◆ **Aim**:
Can all of these lines be returned exactly?

◆ **Data provided**:
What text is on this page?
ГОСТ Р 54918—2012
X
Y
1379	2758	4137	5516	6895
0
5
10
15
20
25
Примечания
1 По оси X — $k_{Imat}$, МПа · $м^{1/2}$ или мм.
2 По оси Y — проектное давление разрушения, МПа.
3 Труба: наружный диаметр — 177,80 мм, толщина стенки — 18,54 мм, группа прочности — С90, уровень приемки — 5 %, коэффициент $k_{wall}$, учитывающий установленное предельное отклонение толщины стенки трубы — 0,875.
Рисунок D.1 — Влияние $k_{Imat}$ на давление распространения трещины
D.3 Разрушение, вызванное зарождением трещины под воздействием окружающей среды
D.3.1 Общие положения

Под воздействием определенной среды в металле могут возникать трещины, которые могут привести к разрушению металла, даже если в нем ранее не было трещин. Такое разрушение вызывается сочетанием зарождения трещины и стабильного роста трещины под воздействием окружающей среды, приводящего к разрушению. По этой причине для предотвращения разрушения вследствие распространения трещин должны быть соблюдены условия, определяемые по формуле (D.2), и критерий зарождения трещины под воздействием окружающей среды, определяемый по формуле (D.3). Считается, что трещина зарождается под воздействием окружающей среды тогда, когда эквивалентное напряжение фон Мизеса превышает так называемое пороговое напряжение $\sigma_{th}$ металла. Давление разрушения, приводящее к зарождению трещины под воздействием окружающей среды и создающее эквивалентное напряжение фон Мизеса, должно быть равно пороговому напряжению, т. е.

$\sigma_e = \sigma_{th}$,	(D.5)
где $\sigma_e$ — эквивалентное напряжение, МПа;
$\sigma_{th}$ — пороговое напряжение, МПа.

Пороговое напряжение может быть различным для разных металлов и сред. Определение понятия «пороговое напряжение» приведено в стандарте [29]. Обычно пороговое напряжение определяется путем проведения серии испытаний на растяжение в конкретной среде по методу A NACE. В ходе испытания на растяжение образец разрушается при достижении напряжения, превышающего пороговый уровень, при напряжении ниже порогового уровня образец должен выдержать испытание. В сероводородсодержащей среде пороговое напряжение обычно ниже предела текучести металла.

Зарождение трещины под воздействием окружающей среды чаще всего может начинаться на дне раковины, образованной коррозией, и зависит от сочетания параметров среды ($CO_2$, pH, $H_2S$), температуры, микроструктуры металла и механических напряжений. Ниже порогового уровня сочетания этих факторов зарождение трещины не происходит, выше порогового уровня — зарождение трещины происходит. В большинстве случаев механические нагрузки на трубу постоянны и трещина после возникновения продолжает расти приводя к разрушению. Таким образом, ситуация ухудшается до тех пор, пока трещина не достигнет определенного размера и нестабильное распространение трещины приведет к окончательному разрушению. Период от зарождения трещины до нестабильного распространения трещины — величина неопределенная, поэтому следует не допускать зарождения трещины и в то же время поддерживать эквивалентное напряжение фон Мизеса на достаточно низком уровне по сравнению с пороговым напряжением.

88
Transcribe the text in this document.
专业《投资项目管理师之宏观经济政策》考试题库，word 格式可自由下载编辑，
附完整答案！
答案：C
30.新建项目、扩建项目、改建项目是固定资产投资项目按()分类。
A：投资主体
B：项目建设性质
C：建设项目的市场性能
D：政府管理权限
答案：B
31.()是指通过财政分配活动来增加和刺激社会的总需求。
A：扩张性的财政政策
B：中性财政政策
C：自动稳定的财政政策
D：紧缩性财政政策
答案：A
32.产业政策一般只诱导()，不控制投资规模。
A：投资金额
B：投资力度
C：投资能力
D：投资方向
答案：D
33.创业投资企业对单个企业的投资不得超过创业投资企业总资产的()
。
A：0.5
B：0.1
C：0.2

◆ **Output of the exercise**:
What text is on this page?
ГОСТ Р 54918—2012
X
Y
1379	2758	4137	5516	6895
0
5
10
15
20
25
Примечания
1 По оси X — $k_{Imat}$, МПа · $м^{1/2}$ или мм.
2 По оси Y — проектное давление разрушения, МПа.
3 Труба: наружный диаметр — 177,80 мм, толщина стенки — 18,54 мм, группа прочности — С90, уровень приемки — 5 %, коэффициент $k_{wall}$, учитывающий установленное предельное отклонение толщины стенки трубы — 0,875.
Рисунок D.1 — Влияние $k_{Imat}$ на давление распространения трещины
D.3 Разрушение, вызванное зарождением трещины под воздействием окружающей среды
D.3.1 Общие положения

Под воздействием определенной среды в металле могут возникать трещины, которые могут привести к разрушению металла, даже если в нем ранее не было трещин. Такое разрушение вызывается сочетанием зарождения трещины и стабильного роста трещины под воздействием окружающей среды, приводящего к разрушению. По этой причине для предотвращения разрушения вследствие распространения трещин должны быть соблюдены условия, определяемые по формуле (D.2), и критерий зарождения трещины под воздействием окружающей среды, определяемый по формуле (D.3). Считается, что трещина зарождается под воздействием окружающей среды тогда, когда эквивалентное напряжение фон Мизеса превышает так называемое пороговое напряжение $\sigma_{th}$ металла. Давление разрушения, приводящее к зарождению трещины под воздействием окружающей среды и создающее эквивалентное напряжение фон Мизеса, должно быть равно пороговому напряжению, т. е.

$\sigma_e = \sigma_{th}$,	(D.5)
где $\sigma_e$ — эквивалентное напряжение, МПа;
$\sigma_{th}$ — пороговое напряжение, МПа.

Пороговое напряжение может быть различным для разных металлов и сред. Определение понятия «пороговое напряжение» приведено в стандарте [29]. Обычно пороговое напряжение определяется путем проведения серии испытаний на растяжение в конкретной среде по методу A NACE. В ходе испытания на растяжение образец разрушается при достижении напряжения, превышающего пороговый уровень, при напряжении ниже порогового уровня образец должен выдержать испытание. В сероводородсодержащей среде пороговое напряжение обычно ниже предела текучести металла.

Зарождение трещины под воздействием окружающей среды чаще всего может начинаться на дне раковины, образованной коррозией, и зависит от сочетания параметров среды ($CO_2$, pH, $H_2S$), температуры, микроструктуры металла и механических напряжений. Ниже порогового уровня сочетания этих факторов зарождение трещины не происходит, выше порогового уровня — зарождение трещины происходит. В большинстве случаев механические нагрузки на трубу постоянны и трещина после возникновения продолжает расти приводя к разрушению. Таким образом, ситуация ухудшается до тех пор, пока трещина не достигнет определенного размера и нестабильное распространение трещины приведет к окончательному разрушению. Период от зарождения трещины до нестабильного распространения трещины — величина неопределенная, поэтому следует не допускать зарождения трещины и в то же время поддерживать эквивалентное напряжение фон Мизеса на достаточно низком уровне по сравнению с пороговым напряжением.

88
Transcribe the text in this document.
专业《投资项目管理师之宏观经济政策》考试题库，word 格式可自由下载编辑，
附完整答案！
答案：C
30.新建项目、扩建项目、改建项目是固定资产投资项目按()分类。
A：投资主体
B：项目建设性质
C：建设项目的市场性能
D：政府管理权限
答案：B
31.()是指通过财政分配活动来增加和刺激社会的总需求。
A：扩张性的财政政策
B：中性财政政策
C：自动稳定的财政政策
D：紧缩性财政政策
答案：A
32.产业政策一般只诱导()，不控制投资规模。
A：投资金额
B：投资力度
C：投资能力
D：投资方向
答案：D
33.创业投资企业对单个企业的投资不得超过创业投资企业总资产的()
。
A：0.5
B：0.1
C：0.2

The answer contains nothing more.